[Items from a data source]:

____________________

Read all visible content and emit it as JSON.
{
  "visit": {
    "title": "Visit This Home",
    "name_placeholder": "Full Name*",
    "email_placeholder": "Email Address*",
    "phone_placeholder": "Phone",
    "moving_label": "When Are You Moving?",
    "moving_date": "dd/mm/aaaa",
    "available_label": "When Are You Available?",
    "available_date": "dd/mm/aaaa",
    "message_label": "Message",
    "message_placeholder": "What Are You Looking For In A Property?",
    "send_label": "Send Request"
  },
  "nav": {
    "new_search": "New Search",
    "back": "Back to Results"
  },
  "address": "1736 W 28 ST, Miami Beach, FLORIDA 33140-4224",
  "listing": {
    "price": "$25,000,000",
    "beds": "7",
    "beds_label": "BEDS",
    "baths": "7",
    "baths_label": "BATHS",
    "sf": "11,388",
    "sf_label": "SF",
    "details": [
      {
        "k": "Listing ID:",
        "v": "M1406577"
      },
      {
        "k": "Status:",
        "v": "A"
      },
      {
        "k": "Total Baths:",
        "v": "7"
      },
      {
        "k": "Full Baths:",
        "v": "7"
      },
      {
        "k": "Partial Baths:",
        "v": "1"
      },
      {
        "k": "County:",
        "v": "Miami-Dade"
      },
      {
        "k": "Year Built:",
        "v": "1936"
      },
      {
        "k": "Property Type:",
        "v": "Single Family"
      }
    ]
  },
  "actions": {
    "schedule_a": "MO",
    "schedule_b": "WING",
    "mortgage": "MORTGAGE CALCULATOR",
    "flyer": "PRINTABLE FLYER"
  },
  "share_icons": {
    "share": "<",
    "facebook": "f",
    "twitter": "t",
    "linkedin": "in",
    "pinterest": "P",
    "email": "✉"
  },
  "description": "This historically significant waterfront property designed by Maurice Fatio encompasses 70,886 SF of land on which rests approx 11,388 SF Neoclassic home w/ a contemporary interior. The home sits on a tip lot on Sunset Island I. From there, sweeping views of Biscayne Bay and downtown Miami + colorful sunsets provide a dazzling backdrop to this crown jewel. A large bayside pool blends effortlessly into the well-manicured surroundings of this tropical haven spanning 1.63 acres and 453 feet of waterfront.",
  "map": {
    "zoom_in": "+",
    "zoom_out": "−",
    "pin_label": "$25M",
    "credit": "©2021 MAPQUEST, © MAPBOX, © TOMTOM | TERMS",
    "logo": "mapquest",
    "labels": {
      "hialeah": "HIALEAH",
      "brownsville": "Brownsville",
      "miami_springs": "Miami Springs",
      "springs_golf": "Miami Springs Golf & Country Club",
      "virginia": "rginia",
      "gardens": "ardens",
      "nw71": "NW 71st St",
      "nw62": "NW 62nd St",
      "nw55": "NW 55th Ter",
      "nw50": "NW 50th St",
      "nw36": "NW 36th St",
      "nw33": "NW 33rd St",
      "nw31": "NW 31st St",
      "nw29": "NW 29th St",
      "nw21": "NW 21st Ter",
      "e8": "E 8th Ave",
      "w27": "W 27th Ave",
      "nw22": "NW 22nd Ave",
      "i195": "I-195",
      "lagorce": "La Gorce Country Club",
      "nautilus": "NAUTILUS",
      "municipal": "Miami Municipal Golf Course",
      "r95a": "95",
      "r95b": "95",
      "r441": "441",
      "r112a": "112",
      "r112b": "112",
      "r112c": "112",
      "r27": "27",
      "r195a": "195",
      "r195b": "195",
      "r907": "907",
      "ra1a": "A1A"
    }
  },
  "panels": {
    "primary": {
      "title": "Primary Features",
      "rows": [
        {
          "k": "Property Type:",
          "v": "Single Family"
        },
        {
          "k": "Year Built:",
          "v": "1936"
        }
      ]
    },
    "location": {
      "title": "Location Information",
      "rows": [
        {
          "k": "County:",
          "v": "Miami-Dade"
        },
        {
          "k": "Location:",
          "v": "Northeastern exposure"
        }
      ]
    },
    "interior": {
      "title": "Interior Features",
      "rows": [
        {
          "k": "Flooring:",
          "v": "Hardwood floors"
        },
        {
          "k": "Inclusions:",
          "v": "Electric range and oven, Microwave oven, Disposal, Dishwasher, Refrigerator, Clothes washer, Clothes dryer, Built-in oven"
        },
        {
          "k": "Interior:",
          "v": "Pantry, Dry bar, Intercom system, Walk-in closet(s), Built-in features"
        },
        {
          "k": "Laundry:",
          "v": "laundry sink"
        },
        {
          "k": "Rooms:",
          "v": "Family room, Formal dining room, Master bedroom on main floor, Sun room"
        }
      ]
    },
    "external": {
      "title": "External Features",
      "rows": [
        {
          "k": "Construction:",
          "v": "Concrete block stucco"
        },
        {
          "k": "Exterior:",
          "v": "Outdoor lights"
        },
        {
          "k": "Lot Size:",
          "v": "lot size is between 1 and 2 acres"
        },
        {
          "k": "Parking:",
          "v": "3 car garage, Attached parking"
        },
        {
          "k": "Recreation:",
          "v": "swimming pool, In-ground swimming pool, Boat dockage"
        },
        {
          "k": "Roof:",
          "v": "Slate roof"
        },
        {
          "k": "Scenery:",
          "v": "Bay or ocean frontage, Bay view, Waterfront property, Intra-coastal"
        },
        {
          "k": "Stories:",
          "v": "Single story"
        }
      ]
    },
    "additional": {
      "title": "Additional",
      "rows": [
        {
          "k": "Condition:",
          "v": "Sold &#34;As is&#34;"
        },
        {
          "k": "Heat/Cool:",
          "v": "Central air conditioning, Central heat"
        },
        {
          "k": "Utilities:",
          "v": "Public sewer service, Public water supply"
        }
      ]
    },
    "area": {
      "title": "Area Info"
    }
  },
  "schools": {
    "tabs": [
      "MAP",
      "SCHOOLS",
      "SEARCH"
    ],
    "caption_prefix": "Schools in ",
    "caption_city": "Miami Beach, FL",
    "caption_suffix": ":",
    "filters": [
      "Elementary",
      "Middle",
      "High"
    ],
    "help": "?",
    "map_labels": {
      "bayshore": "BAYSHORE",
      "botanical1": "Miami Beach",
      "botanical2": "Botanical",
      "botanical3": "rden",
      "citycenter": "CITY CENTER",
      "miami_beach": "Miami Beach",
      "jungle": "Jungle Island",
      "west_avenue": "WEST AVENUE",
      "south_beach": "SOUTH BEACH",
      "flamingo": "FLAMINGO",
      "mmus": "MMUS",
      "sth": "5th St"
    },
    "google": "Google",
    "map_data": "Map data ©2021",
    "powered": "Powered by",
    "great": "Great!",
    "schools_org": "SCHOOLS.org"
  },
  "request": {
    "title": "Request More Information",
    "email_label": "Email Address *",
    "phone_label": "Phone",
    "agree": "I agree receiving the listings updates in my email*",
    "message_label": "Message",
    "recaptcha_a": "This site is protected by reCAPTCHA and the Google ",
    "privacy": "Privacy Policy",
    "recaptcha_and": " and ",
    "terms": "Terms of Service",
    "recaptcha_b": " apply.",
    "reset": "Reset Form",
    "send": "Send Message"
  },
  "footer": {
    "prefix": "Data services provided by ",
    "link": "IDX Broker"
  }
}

____________________

[DO THIS]: Scan the listing above. Collect all lines with the word "Golf".

[THE ANSWER]:
      "springs_golf": "Miami Springs Golf & Country Club",
      "municipal": "Miami Municipal Golf Course",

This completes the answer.